● Requirement
Extract the lines that hold the string "para".

— START Data for the task —

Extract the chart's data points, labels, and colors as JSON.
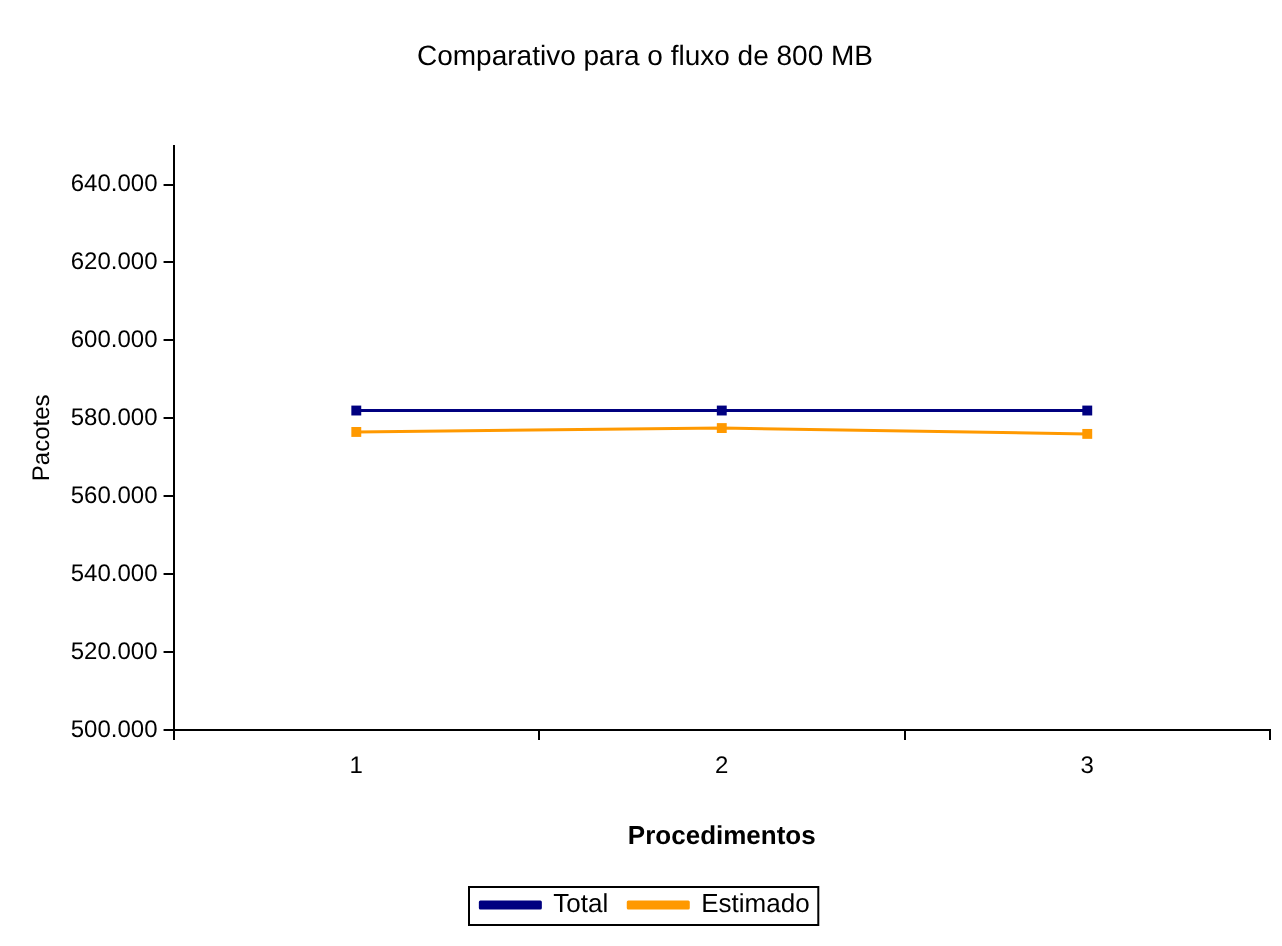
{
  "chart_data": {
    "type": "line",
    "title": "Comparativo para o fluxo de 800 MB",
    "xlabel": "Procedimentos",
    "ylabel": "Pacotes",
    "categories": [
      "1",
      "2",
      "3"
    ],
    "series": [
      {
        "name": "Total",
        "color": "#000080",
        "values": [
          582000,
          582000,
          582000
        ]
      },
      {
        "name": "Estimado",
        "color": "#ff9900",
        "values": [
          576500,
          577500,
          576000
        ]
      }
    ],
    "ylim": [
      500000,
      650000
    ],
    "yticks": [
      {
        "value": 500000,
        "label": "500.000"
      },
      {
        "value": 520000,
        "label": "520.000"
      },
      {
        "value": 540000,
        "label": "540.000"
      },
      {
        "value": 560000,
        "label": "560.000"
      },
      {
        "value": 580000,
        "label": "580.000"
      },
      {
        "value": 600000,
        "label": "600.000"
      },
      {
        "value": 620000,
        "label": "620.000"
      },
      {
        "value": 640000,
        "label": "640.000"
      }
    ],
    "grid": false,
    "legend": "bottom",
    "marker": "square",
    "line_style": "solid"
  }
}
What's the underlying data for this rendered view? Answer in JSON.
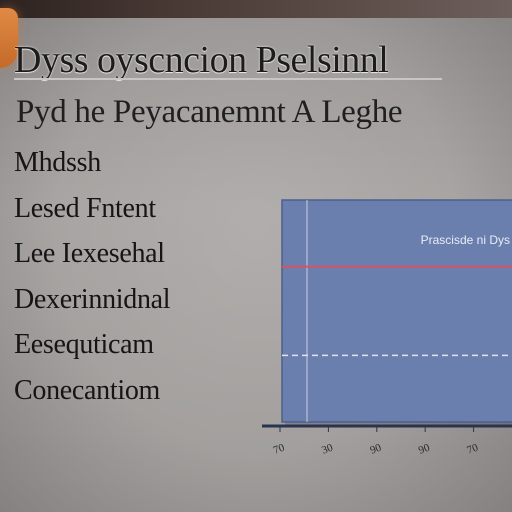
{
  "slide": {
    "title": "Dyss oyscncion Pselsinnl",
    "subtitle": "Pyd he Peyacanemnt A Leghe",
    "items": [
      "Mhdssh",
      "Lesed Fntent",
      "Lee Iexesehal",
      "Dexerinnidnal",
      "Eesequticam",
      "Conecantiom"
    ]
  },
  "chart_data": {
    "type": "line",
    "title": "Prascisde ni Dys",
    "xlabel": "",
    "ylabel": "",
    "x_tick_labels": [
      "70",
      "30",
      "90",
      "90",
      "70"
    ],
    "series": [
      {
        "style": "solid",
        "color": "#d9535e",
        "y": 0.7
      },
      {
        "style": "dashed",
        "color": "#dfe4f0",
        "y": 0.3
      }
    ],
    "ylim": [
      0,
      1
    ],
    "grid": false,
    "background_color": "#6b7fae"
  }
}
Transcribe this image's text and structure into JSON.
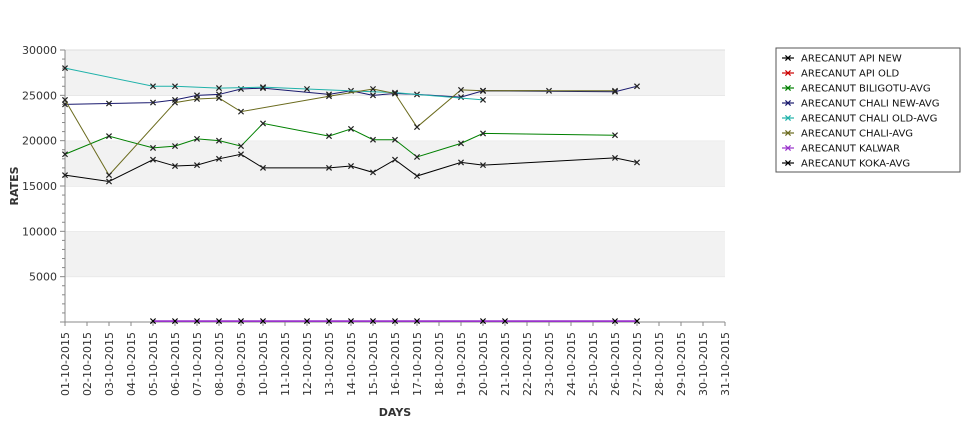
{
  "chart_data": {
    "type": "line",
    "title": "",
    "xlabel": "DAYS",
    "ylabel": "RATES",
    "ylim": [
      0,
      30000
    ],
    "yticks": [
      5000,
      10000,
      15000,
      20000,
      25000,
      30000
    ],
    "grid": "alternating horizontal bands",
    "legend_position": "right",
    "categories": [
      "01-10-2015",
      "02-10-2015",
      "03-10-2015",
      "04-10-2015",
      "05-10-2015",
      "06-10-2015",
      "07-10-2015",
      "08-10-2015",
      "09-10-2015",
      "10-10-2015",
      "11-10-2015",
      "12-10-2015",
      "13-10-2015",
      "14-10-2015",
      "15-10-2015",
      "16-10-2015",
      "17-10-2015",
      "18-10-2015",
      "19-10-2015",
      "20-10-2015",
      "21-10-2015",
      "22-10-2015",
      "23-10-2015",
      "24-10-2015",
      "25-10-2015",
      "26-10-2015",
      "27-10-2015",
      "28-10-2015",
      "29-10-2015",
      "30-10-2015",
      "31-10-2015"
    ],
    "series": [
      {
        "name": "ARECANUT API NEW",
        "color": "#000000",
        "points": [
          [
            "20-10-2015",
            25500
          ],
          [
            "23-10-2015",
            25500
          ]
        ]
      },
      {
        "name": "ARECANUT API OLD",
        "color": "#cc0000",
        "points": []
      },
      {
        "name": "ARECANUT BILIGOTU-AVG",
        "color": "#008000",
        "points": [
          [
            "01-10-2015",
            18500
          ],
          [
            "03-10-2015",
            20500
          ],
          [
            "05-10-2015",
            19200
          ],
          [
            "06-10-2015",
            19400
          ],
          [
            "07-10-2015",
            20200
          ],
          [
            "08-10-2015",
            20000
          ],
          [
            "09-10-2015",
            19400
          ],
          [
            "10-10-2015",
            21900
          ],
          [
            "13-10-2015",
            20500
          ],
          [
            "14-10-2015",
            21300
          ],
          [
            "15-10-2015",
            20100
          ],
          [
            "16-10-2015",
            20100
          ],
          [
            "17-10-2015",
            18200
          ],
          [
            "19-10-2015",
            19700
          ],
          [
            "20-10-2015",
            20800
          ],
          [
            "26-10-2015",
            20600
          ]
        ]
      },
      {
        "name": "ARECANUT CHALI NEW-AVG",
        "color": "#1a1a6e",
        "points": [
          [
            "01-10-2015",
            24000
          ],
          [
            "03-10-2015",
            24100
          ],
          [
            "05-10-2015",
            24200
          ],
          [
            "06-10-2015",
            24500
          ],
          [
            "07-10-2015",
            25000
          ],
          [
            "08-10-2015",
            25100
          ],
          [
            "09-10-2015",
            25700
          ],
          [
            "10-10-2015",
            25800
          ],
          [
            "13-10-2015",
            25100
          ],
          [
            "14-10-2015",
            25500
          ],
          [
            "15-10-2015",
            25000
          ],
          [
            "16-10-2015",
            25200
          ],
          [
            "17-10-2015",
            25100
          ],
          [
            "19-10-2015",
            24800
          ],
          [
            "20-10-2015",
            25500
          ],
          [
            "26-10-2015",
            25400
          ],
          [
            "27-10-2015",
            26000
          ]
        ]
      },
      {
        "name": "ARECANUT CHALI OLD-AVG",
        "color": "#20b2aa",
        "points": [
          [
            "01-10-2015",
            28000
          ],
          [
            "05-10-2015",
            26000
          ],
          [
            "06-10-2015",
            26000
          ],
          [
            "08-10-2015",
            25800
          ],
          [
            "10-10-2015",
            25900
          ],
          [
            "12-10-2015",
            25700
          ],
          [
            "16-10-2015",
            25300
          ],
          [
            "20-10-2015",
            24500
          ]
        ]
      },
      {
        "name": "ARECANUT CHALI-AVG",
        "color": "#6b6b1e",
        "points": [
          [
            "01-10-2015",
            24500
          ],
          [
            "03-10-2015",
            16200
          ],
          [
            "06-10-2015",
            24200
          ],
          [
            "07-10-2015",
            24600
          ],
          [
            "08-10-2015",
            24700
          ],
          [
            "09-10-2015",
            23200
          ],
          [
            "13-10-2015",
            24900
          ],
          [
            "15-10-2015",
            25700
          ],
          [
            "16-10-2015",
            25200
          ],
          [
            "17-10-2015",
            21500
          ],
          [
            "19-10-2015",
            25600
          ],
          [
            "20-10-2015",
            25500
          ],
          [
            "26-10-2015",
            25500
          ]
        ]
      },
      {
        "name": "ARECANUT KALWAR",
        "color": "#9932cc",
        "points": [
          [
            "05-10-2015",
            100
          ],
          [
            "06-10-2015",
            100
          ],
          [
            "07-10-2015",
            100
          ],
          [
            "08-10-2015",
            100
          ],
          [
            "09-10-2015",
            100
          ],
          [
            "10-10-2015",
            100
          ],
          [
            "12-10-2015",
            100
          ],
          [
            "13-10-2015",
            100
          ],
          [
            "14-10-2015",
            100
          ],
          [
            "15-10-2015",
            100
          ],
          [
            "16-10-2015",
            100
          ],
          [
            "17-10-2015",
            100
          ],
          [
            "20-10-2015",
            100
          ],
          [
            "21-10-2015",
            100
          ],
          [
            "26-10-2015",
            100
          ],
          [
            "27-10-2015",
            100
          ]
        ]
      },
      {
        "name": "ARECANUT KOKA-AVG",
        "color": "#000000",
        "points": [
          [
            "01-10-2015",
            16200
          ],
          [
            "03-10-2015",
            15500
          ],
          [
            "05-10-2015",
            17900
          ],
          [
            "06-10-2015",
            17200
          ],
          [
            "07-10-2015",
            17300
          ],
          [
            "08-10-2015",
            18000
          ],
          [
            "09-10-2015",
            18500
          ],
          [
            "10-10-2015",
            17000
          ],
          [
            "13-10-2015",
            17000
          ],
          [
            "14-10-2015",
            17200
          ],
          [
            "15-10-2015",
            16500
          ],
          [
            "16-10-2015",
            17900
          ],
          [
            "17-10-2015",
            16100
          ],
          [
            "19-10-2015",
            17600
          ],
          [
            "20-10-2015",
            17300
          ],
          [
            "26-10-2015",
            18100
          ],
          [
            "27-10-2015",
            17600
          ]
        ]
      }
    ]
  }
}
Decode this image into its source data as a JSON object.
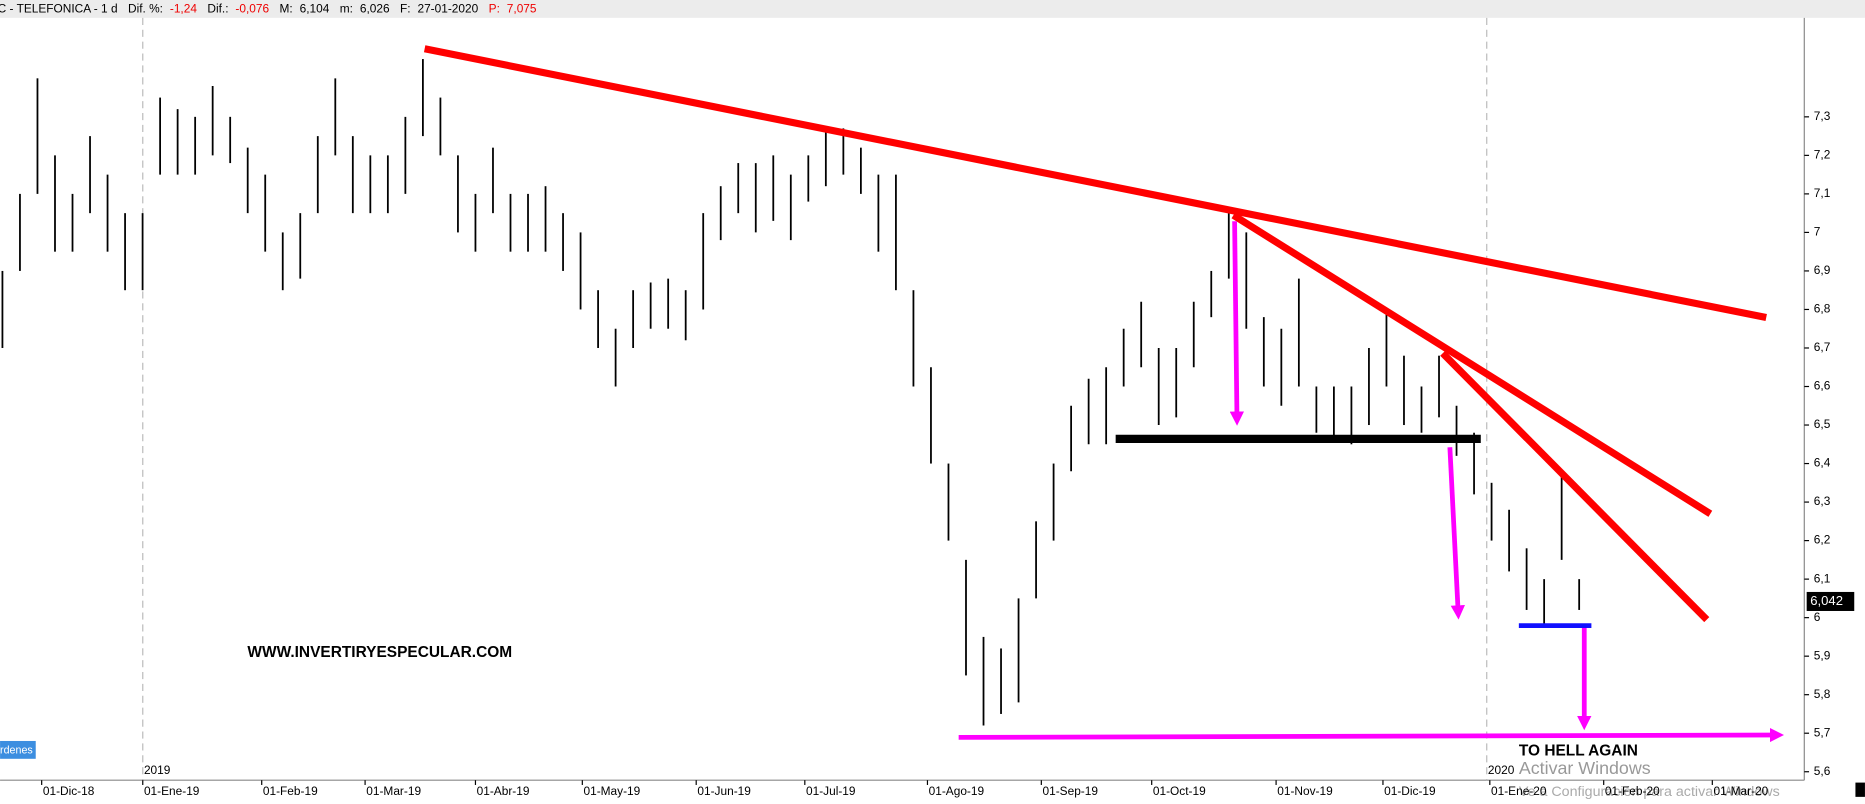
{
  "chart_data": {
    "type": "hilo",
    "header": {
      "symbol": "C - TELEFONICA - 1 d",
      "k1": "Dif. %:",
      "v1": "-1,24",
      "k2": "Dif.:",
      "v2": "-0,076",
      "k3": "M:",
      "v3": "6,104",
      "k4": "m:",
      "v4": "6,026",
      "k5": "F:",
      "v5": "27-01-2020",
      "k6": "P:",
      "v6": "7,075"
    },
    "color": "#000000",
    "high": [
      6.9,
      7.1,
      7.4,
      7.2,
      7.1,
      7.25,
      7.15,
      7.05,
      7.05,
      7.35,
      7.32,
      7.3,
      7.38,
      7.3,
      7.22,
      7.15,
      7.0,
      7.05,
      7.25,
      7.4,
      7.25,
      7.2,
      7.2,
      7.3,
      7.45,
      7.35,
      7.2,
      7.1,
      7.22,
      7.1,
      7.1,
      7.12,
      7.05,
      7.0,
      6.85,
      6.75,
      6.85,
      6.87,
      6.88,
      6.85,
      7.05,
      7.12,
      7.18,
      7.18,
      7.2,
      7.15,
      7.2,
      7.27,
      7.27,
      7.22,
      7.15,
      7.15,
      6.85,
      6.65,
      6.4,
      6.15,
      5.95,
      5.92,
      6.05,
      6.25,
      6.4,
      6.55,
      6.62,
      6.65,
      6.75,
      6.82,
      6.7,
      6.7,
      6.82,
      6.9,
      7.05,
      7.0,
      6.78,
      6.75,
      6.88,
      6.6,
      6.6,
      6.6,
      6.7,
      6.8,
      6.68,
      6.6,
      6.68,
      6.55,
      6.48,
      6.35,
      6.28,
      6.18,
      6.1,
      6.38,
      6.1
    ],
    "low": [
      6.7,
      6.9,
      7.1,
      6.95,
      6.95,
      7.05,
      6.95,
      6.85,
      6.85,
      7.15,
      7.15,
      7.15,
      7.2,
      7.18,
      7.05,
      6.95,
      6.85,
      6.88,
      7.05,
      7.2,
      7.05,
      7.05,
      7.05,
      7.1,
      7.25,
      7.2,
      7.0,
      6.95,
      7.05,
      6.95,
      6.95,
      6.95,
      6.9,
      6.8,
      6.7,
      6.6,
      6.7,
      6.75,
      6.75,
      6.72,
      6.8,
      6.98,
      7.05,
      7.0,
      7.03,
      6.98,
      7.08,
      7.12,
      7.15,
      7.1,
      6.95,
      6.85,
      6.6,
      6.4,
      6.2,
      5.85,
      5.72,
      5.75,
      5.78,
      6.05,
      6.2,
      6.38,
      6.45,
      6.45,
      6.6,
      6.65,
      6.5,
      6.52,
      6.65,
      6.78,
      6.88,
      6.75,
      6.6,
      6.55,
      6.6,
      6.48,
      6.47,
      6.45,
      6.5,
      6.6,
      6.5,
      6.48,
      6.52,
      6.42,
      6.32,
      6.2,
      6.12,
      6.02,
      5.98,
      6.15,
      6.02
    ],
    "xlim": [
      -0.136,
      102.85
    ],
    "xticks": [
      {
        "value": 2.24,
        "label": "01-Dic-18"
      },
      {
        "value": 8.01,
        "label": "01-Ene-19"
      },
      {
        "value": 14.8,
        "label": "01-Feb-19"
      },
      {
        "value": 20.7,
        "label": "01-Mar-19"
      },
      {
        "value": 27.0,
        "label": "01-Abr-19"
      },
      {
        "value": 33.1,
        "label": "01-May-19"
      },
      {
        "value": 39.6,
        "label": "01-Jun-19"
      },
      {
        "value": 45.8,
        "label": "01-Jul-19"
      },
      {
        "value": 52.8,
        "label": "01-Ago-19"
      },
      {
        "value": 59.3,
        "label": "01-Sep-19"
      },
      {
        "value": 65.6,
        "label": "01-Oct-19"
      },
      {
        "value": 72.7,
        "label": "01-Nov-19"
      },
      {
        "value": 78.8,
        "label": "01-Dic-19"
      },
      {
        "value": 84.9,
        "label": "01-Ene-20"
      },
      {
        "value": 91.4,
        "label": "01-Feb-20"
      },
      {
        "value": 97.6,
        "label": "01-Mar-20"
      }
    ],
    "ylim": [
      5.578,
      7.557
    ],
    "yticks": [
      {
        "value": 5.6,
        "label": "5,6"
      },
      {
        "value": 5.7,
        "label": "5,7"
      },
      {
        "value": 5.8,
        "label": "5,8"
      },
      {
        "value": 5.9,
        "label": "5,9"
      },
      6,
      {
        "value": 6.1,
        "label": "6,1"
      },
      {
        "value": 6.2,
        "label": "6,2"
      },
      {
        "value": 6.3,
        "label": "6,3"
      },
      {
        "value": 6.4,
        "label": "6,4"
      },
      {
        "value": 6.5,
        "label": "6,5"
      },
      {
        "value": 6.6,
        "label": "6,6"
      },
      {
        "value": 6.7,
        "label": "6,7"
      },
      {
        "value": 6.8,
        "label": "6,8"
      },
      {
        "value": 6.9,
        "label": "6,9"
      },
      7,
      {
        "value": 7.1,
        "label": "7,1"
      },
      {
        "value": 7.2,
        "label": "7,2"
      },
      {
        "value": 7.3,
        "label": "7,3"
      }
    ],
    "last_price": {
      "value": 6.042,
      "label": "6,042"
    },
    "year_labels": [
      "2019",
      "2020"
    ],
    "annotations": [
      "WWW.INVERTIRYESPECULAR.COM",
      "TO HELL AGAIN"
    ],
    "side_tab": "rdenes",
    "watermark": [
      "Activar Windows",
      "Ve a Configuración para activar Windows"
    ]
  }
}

— END Data for the task —

● Finished task
    "title": "Comparativo para o fluxo de 800 MB",
      "Ve a Configuración para activar Windows"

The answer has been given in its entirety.